_Dataset records_.
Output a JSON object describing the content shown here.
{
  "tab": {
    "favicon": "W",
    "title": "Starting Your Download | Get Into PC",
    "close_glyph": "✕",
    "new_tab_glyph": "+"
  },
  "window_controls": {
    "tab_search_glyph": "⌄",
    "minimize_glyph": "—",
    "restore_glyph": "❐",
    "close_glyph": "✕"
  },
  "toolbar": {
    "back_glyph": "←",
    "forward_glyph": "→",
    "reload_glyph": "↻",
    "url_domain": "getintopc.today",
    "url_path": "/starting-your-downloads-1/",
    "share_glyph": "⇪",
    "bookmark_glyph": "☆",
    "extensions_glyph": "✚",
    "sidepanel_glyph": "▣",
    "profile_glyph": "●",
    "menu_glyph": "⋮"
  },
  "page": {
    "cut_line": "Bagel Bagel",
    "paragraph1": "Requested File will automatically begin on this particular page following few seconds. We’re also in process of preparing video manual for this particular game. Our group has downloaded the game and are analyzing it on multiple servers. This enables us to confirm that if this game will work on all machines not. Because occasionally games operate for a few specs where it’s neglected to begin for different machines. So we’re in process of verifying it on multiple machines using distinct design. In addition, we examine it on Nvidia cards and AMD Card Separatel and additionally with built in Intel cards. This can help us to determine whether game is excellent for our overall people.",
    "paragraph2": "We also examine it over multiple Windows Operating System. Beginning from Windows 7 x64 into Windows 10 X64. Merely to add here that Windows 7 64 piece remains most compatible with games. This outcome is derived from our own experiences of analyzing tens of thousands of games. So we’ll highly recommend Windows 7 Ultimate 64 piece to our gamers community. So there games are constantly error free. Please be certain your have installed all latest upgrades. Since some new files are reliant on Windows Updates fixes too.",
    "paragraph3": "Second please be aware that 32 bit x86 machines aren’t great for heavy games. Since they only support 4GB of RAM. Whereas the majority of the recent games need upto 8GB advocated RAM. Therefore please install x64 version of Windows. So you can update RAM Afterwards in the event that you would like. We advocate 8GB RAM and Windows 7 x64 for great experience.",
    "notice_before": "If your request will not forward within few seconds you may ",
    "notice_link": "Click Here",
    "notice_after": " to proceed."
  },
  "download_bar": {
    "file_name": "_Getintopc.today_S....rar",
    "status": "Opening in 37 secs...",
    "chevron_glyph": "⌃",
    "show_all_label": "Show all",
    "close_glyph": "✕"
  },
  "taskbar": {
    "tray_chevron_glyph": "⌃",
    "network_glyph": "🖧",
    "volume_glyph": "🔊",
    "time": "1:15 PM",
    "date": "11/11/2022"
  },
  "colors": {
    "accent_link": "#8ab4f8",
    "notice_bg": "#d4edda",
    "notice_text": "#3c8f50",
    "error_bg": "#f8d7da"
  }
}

_The problem_. Type the whole listing again, unaltered.

_Completed task_.
Output a JSON object describing the content shown here.
{
  "tab": {
    "favicon": "W",
    "title": "Starting Your Download | Get Into PC",
    "close_glyph": "✕",
    "new_tab_glyph": "+"
  },
  "window_controls": {
    "tab_search_glyph": "⌄",
    "minimize_glyph": "—",
    "restore_glyph": "❐",
    "close_glyph": "✕"
  },
  "toolbar": {
    "back_glyph": "←",
    "forward_glyph": "→",
    "reload_glyph": "↻",
    "url_domain": "getintopc.today",
    "url_path": "/starting-your-downloads-1/",
    "share_glyph": "⇪",
    "bookmark_glyph": "☆",
    "extensions_glyph": "✚",
    "sidepanel_glyph": "▣",
    "profile_glyph": "●",
    "menu_glyph": "⋮"
  },
  "page": {
    "cut_line": "Bagel Bagel",
    "paragraph1": "Requested File will automatically begin on this particular page following few seconds. We’re also in process of preparing video manual for this particular game. Our group has downloaded the game and are analyzing it on multiple servers. This enables us to confirm that if this game will work on all machines not. Because occasionally games operate for a few specs where it’s neglected to begin for different machines. So we’re in process of verifying it on multiple machines using distinct design. In addition, we examine it on Nvidia cards and AMD Card Separatel and additionally with built in Intel cards. This can help us to determine whether game is excellent for our overall people.",
    "paragraph2": "We also examine it over multiple Windows Operating System. Beginning from Windows 7 x64 into Windows 10 X64. Merely to add here that Windows 7 64 piece remains most compatible with games. This outcome is derived from our own experiences of analyzing tens of thousands of games. So we’ll highly recommend Windows 7 Ultimate 64 piece to our gamers community. So there games are constantly error free. Please be certain your have installed all latest upgrades. Since some new files are reliant on Windows Updates fixes too.",
    "paragraph3": "Second please be aware that 32 bit x86 machines aren’t great for heavy games. Since they only support 4GB of RAM. Whereas the majority of the recent games need upto 8GB advocated RAM. Therefore please install x64 version of Windows. So you can update RAM Afterwards in the event that you would like. We advocate 8GB RAM and Windows 7 x64 for great experience.",
    "notice_before": "If your request will not forward within few seconds you may ",
    "notice_link": "Click Here",
    "notice_after": " to proceed."
  },
  "download_bar": {
    "file_name": "_Getintopc.today_S....rar",
    "status": "Opening in 37 secs...",
    "chevron_glyph": "⌃",
    "show_all_label": "Show all",
    "close_glyph": "✕"
  },
  "taskbar": {
    "tray_chevron_glyph": "⌃",
    "network_glyph": "🖧",
    "volume_glyph": "🔊",
    "time": "1:15 PM",
    "date": "11/11/2022"
  },
  "colors": {
    "accent_link": "#8ab4f8",
    "notice_bg": "#d4edda",
    "notice_text": "#3c8f50",
    "error_bg": "#f8d7da"
  }
}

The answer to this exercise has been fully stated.